[Kaynak Metin Parçası]
Belgesel fikrinin nerden çıktığı sorusuna Murat Bayramoğlu, hiç Türkçe bilmeyen
100 yaşında bir kadınla hiç Kürtçe bilmeyen 30 yaşındaki torunu olan kadını
anlatmak isteyerek başladıkları cevabını verdi. Bayramoğlu ilgisini çeken şeyin,
bir yığın siyasal ve hatta silahlı mücadeleye konu olmuş anadilde eğitim ve
konuşma özgürlüğü konusu olduğunu söyledi. Ebubekir Çetinkaya ise herkesin
bildiği ancak saklanan aile içi cinsel istismar konusunu ele almak istediğini
belirtti. Çetinkaya basında gördüğü bir haber nedeniyle bu filmi yapmaya karar
verdiğini söyledi. Mizgin Müjde Arslan ise iki buçuk yaşından beri yaşadığı bu
hikâyeyi anlatmak istediğini, ancak biraz Türkiye’nin biraz da kendisinin
sinemasal olarak hazır olması gerektiği için şimdi yaptığını belirtti. Esin
Çelik ise Dicle Haber Ajansı’nda çalışırken tanıştığı bir kişinin hikâyesinden
yola çıktığını aktardı. Lice’de yaşadığı, gördüğü, duyduğu tüm olayları yerel
tarih anlatısı gibi defterine kaydeden bir kişinin önce haberini yapıp sonra da
belgeselini çektiklerinden söz etti.
Belgesele aktarım sürecinde nasıl bir belgesel dili oluşturduğu sorusuna Murat
Bayramoğlu, fikir olarak ortaya çıktıktan sonra torun Nurcan ile ninesinin
karşılaşmaları üzerine düşündüğünü belirtti. “Nurcan Ankara’da siyasal bilgiler
okumuş, daha sonra Diyarbakır’a gelip anadil üzerine mücadele eden bir sivil
toplum kuruluşunda çalışmaya başlamış bir insan. Onun için kişisel bir meseleydi
ve onu ikna ettim. Daha sonra o da bu konuda sorunlar yaşayan arkadaşlarını
gördü ve rahatladı. Yani filmi kamerasız çekmeye başladık.” diyen Bayramoğlu,
çok konuşarak sağlıklı bir süreç yaşadıklarını söyledi. Derinlemesine görüşmeler
yerine, yarı açık bir pencereden kafanı uzatıp kameraya almak gibi bir dil
düşündüğünü belirten Bayramoğlu filmin başındaki röportajın da bir iç dökme
olduğunu belirtti.

[Verilen Bilgiler]
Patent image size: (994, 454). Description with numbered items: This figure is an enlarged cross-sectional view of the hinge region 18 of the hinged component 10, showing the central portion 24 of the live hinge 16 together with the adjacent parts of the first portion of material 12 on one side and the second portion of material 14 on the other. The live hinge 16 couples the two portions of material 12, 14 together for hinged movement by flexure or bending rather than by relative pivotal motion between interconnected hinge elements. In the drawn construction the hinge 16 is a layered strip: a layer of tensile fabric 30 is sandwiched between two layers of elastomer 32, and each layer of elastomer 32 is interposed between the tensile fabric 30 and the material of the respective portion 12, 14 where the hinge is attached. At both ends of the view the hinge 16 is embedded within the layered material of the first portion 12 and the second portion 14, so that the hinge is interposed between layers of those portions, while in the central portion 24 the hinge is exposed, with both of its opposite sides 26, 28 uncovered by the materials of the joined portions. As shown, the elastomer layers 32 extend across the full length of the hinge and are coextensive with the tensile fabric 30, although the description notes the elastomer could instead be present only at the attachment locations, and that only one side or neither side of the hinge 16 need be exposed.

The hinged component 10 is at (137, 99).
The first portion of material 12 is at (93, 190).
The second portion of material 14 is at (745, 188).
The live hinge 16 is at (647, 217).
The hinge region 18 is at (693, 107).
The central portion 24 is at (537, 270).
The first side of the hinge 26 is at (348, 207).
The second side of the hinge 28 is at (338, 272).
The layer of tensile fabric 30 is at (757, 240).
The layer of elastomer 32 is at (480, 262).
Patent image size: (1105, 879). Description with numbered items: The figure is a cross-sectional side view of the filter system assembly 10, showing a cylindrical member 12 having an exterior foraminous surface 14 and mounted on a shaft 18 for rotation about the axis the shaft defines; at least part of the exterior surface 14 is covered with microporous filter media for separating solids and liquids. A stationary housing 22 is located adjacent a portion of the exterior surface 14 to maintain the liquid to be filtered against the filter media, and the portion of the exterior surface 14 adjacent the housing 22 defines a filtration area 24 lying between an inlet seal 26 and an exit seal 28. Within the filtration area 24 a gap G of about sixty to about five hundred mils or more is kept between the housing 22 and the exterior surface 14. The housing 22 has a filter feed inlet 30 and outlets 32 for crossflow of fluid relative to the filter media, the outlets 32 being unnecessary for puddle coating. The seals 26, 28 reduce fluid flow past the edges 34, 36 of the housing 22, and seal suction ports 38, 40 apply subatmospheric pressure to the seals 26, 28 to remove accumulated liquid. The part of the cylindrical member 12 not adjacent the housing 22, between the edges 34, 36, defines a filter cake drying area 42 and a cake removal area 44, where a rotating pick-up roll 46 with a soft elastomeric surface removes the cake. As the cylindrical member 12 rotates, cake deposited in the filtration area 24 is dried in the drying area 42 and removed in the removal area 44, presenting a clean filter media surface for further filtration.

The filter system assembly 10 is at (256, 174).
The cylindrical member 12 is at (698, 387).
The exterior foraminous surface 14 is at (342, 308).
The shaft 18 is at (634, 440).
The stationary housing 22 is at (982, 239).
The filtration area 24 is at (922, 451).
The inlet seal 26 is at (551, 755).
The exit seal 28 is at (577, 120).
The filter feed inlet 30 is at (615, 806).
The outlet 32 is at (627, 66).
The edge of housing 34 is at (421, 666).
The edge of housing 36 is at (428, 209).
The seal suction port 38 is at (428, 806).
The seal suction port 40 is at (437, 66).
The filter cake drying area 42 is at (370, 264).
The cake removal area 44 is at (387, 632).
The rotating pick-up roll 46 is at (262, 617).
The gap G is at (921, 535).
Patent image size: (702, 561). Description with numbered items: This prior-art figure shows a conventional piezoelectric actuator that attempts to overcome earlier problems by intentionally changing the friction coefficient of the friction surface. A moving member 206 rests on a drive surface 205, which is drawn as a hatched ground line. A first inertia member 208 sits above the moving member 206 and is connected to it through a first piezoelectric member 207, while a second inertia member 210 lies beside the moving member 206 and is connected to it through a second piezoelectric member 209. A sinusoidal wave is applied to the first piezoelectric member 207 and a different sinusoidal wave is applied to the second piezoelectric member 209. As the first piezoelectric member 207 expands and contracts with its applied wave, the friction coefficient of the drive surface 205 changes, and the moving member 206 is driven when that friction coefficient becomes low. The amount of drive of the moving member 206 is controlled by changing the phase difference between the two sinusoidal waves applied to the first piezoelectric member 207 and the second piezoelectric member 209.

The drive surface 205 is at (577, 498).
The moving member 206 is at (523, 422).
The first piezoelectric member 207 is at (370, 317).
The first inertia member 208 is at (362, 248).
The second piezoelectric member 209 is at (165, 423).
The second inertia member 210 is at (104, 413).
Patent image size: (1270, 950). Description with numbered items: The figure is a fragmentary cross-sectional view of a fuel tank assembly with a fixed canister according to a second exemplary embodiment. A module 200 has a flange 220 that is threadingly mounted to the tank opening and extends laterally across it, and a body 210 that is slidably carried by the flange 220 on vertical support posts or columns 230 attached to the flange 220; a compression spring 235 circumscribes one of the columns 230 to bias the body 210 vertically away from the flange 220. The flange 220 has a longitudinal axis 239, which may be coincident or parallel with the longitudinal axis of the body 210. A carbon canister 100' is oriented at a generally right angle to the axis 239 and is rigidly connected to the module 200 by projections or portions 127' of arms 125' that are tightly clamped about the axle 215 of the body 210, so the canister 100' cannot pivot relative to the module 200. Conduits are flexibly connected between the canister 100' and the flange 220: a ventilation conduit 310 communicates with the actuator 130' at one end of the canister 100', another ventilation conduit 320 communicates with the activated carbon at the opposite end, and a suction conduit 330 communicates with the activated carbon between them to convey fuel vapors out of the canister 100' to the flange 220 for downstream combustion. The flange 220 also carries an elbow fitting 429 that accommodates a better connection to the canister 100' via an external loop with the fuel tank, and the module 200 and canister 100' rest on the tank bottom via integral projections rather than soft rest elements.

[Görev] Belgesel yönetmenlerinin filmlerinin çıkış noktasını ve çekim dilini anlattığı metni son cümlesinden sonra kaldığı yerden sürdürün.

[Alıştırma Cevabı]
Aile içi cinsel istismar tabirini özellikle kullandığını belirten Ebubekir
Çetinkaya, formasyonu nedeniyle belgesel konusunda bilgisi olmadığını ifade etti
ve aile içi cinsel istismar konusunda iki yıl boyunca okumalar yaptığını, bu
alandaki çalışmaları takip ettiğini söyledi. Daha sonra kişilere ulaşmak için
kadın çalışmaları yapan STK’larla görüştüğünü, hukukçular ve psikologlar
sayesinde alanlarını genişlettiklerini belirten Çetinkaya, kartopu tekniğiyle
tanınırlıklarının arttığını ve insanların belgeselden haberdar olduğunu söyledi.
İnsanlara belgeselde yer alır mısınız diye sormadıklarını, insanların
kendilerinin belgeselinizde yer almak istiyoruz dediklerini belirten Çetinkaya
yaşanabilecek sorunlar nedeniyle kişilerin yüzlerini göstermediğini, ancak ön
gösterimlerde insanların vücut izlerinden ya da duruştan dolayı yine de
birbirlerini tanıyabildiğini, bu nedenle de amatör oyuncularla görüntüleri
canlandırıp orijinal sesler kullandıklarını söyledi.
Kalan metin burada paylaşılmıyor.